*EXERCISE DETAILS*: From the entries that follow, list every line in which the string "Total" appears.

*DATA FOR THIS TASK*:
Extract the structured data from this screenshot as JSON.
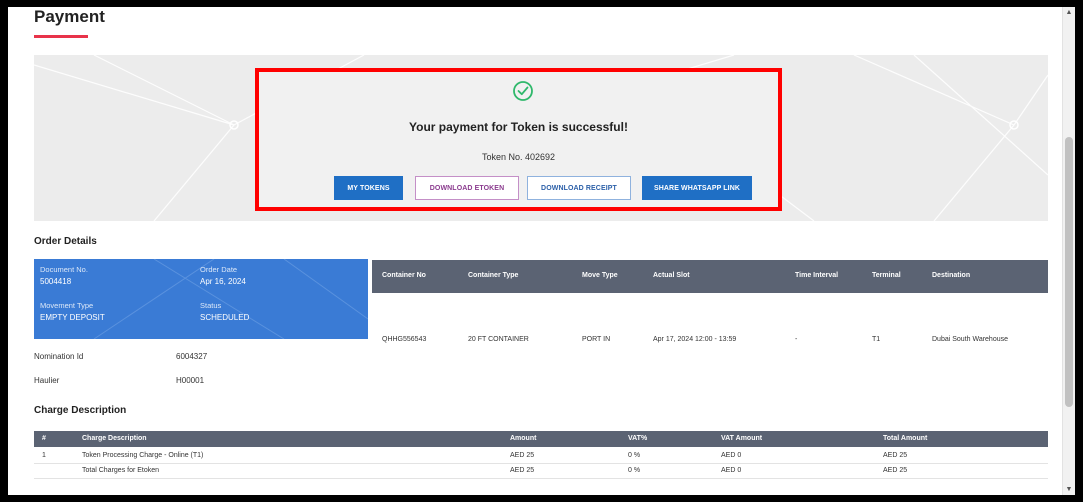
{
  "page": {
    "title": "Payment"
  },
  "confirmation": {
    "message": "Your payment for Token is successful!",
    "token_text": "Token No. 402692",
    "buttons": {
      "my_tokens": "MY TOKENS",
      "download_etoken": "DOWNLOAD ETOKEN",
      "download_receipt": "DOWNLOAD RECEIPT",
      "share_whatsapp": "SHARE WHATSAPP LINK"
    },
    "colors": {
      "primary": "#1f6fc5",
      "highlight_border": "#ff0000",
      "success_icon": "#2fb86b"
    },
    "icon": "check-circle-icon"
  },
  "order_details": {
    "title": "Order Details",
    "document_no_label": "Document No.",
    "document_no": "5004418",
    "order_date_label": "Order Date",
    "order_date": "Apr 16, 2024",
    "movement_type_label": "Movement Type",
    "movement_type": "EMPTY DEPOSIT",
    "status_label": "Status",
    "status": "SCHEDULED",
    "nomination_label": "Nomination Id",
    "nomination_id": "6004327",
    "haulier_label": "Haulier",
    "haulier": "H00001"
  },
  "container_table": {
    "headers": [
      "Container No",
      "Container Type",
      "Move Type",
      "Actual Slot",
      "Time Interval",
      "Terminal",
      "Destination"
    ],
    "rows": [
      [
        "QHHG556543",
        "20 FT CONTAINER",
        "PORT IN",
        "Apr 17, 2024 12:00 - 13:59",
        "-",
        "T1",
        "Dubai South Warehouse"
      ]
    ]
  },
  "charges": {
    "title": "Charge Description",
    "headers": [
      "#",
      "Charge Description",
      "Amount",
      "VAT%",
      "VAT Amount",
      "Total Amount"
    ],
    "rows": [
      [
        "1",
        "Token Processing Charge - Online (T1)",
        "AED 25",
        "0 %",
        "AED 0",
        "AED 25"
      ],
      [
        "",
        "Total Charges for Etoken",
        "AED 25",
        "0 %",
        "AED 0",
        "AED 25"
      ]
    ]
  }
}
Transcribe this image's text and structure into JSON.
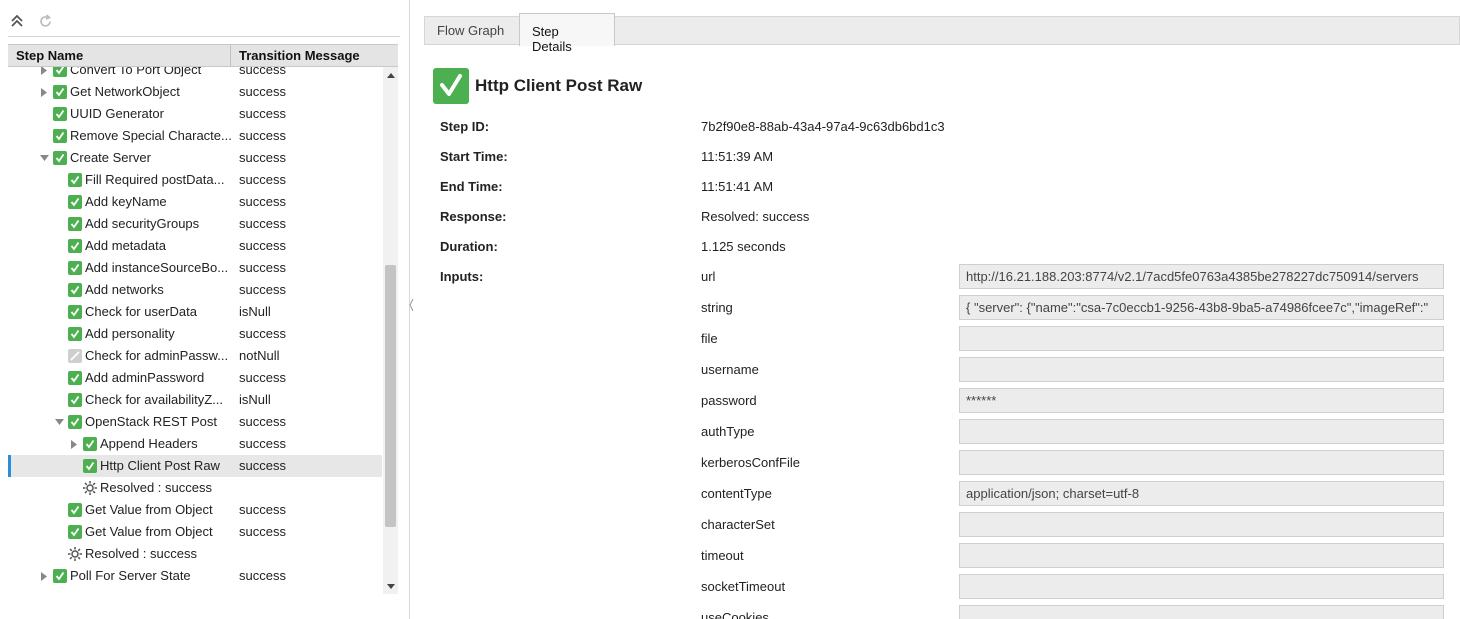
{
  "toolbar": {
    "collapse_icon": "collapse-all-icon",
    "refresh_icon": "refresh-icon"
  },
  "grid": {
    "headers": {
      "step_name": "Step Name",
      "transition_message": "Transition Message"
    },
    "rows": [
      {
        "label": "Convert To Port Object",
        "message": "success",
        "icon": "check",
        "expander": "collapsed"
      },
      {
        "label": "Get NetworkObject",
        "message": "success",
        "icon": "check",
        "expander": "collapsed"
      },
      {
        "label": "UUID Generator",
        "message": "success",
        "icon": "check",
        "expander": ""
      },
      {
        "label": "Remove Special Characte...",
        "message": "success",
        "icon": "check",
        "expander": ""
      },
      {
        "label": "Create Server",
        "message": "success",
        "icon": "check",
        "expander": "expanded"
      },
      {
        "label": "Fill Required postData...",
        "message": "success",
        "icon": "check",
        "expander": ""
      },
      {
        "label": "Add keyName",
        "message": "success",
        "icon": "check",
        "expander": ""
      },
      {
        "label": "Add securityGroups",
        "message": "success",
        "icon": "check",
        "expander": ""
      },
      {
        "label": "Add metadata",
        "message": "success",
        "icon": "check",
        "expander": ""
      },
      {
        "label": "Add instanceSourceBo...",
        "message": "success",
        "icon": "check",
        "expander": ""
      },
      {
        "label": "Add networks",
        "message": "success",
        "icon": "check",
        "expander": ""
      },
      {
        "label": "Check for userData",
        "message": "isNull",
        "icon": "check",
        "expander": ""
      },
      {
        "label": "Add personality",
        "message": "success",
        "icon": "check",
        "expander": ""
      },
      {
        "label": "Check for adminPassw...",
        "message": "notNull",
        "icon": "skipped",
        "expander": ""
      },
      {
        "label": "Add adminPassword",
        "message": "success",
        "icon": "check",
        "expander": ""
      },
      {
        "label": "Check for availabilityZ...",
        "message": "isNull",
        "icon": "check",
        "expander": ""
      },
      {
        "label": "OpenStack REST Post",
        "message": "success",
        "icon": "check",
        "expander": "expanded"
      },
      {
        "label": "Append Headers",
        "message": "success",
        "icon": "check",
        "expander": "collapsed"
      },
      {
        "label": "Http Client Post Raw",
        "message": "success",
        "icon": "check",
        "expander": ""
      },
      {
        "label": "Resolved : success",
        "message": "",
        "icon": "gear",
        "expander": ""
      },
      {
        "label": "Get Value from Object",
        "message": "success",
        "icon": "check",
        "expander": ""
      },
      {
        "label": "Get Value from Object",
        "message": "success",
        "icon": "check",
        "expander": ""
      },
      {
        "label": "Resolved : success",
        "message": "",
        "icon": "gear",
        "expander": ""
      },
      {
        "label": "Poll For Server State",
        "message": "success",
        "icon": "check",
        "expander": "collapsed"
      }
    ]
  },
  "tabs": [
    {
      "label": "Flow Graph",
      "active": false
    },
    {
      "label": "Step Details",
      "active": true
    }
  ],
  "details": {
    "title": "Http Client Post Raw",
    "step_id_label": "Step ID:",
    "step_id": "7b2f90e8-88ab-43a4-97a4-9c63db6bd1c3",
    "start_time_label": "Start Time:",
    "start_time": "11:51:39 AM",
    "end_time_label": "End Time:",
    "end_time": "11:51:41 AM",
    "response_label": "Response:",
    "response": "Resolved: success",
    "duration_label": "Duration:",
    "duration": "1.125 seconds",
    "inputs_label": "Inputs:",
    "inputs": [
      {
        "name": "url",
        "value": "http://16.21.188.203:8774/v2.1/7acd5fe0763a4385be278227dc750914/servers"
      },
      {
        "name": "string",
        "value": "{    \"server\": {\"name\":\"csa-7c0eccb1-9256-43b8-9ba5-a74986fcee7c\",\"imageRef\":\""
      },
      {
        "name": "file",
        "value": ""
      },
      {
        "name": "username",
        "value": ""
      },
      {
        "name": "password",
        "value": "******"
      },
      {
        "name": "authType",
        "value": ""
      },
      {
        "name": "kerberosConfFile",
        "value": ""
      },
      {
        "name": "contentType",
        "value": "application/json; charset=utf-8"
      },
      {
        "name": "characterSet",
        "value": ""
      },
      {
        "name": "timeout",
        "value": ""
      },
      {
        "name": "socketTimeout",
        "value": ""
      },
      {
        "name": "useCookies",
        "value": ""
      }
    ]
  },
  "colors": {
    "success_green": "#4caf50",
    "selection_marker": "#2a8fd6"
  }
}
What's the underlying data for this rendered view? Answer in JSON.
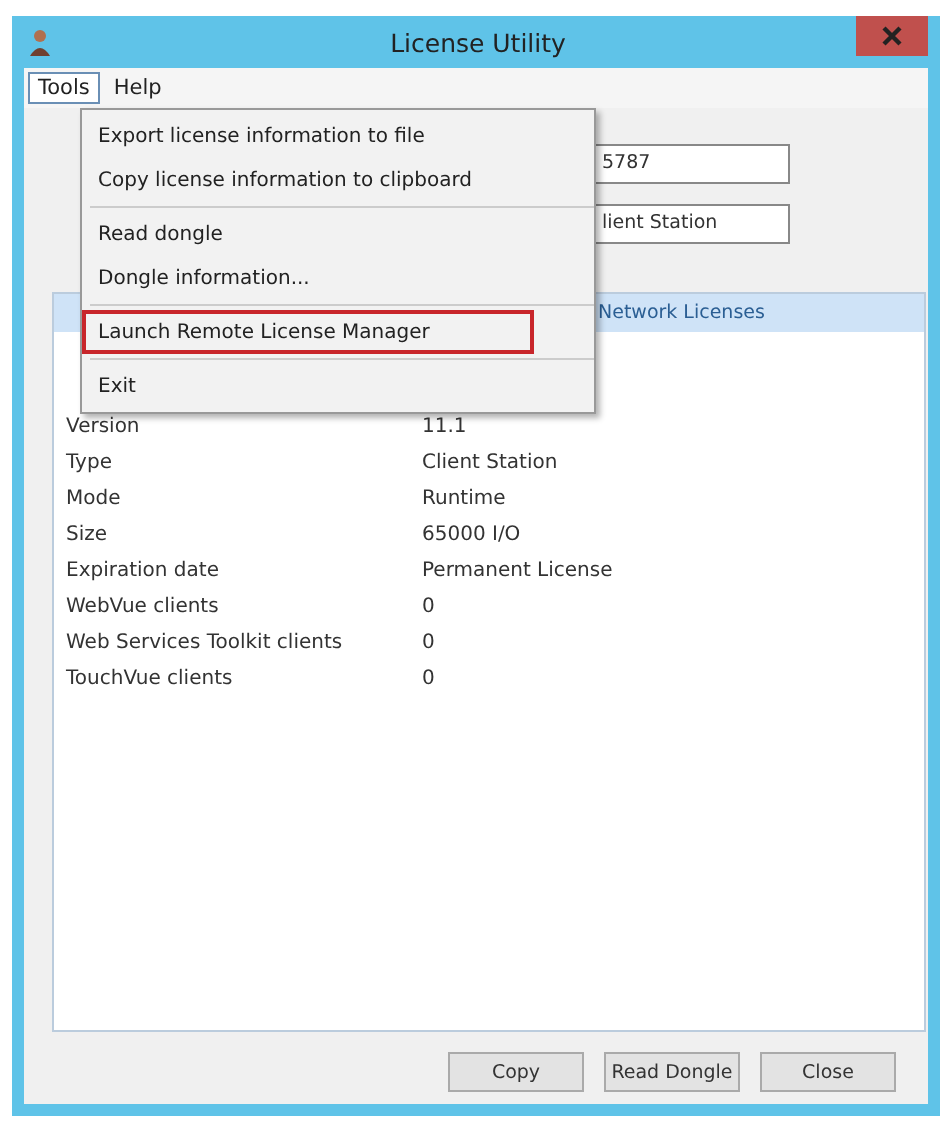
{
  "window": {
    "title": "License Utility"
  },
  "menu_bar": [
    {
      "label": "Tools",
      "selected": true
    },
    {
      "label": "Help",
      "selected": false
    }
  ],
  "open_menu": {
    "groups": [
      [
        {
          "label": "Export license information to file",
          "highlighted": false
        },
        {
          "label": "Copy license information to clipboard",
          "highlighted": false
        }
      ],
      [
        {
          "label": "Read dongle",
          "highlighted": false
        },
        {
          "label": "Dongle information...",
          "highlighted": false
        }
      ],
      [
        {
          "label": "Launch Remote License Manager",
          "highlighted": true
        }
      ],
      [
        {
          "label": "Exit",
          "highlighted": false
        }
      ]
    ]
  },
  "fields": [
    "5787",
    "lient Station"
  ],
  "list_header": "Network Licenses",
  "properties": [
    {
      "name": "Version",
      "value": "11.1"
    },
    {
      "name": "Type",
      "value": "Client Station"
    },
    {
      "name": "Mode",
      "value": "Runtime"
    },
    {
      "name": "Size",
      "value": "65000 I/O"
    },
    {
      "name": "Expiration date",
      "value": "Permanent License"
    },
    {
      "name": "WebVue clients",
      "value": "0"
    },
    {
      "name": "Web Services Toolkit clients",
      "value": "0"
    },
    {
      "name": "TouchVue clients",
      "value": "0"
    }
  ],
  "buttons": [
    "Copy",
    "Read Dongle",
    "Close"
  ]
}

*RESULT OF THE TASK*:
      "Total Amount"
        "Total Charges for Etoken",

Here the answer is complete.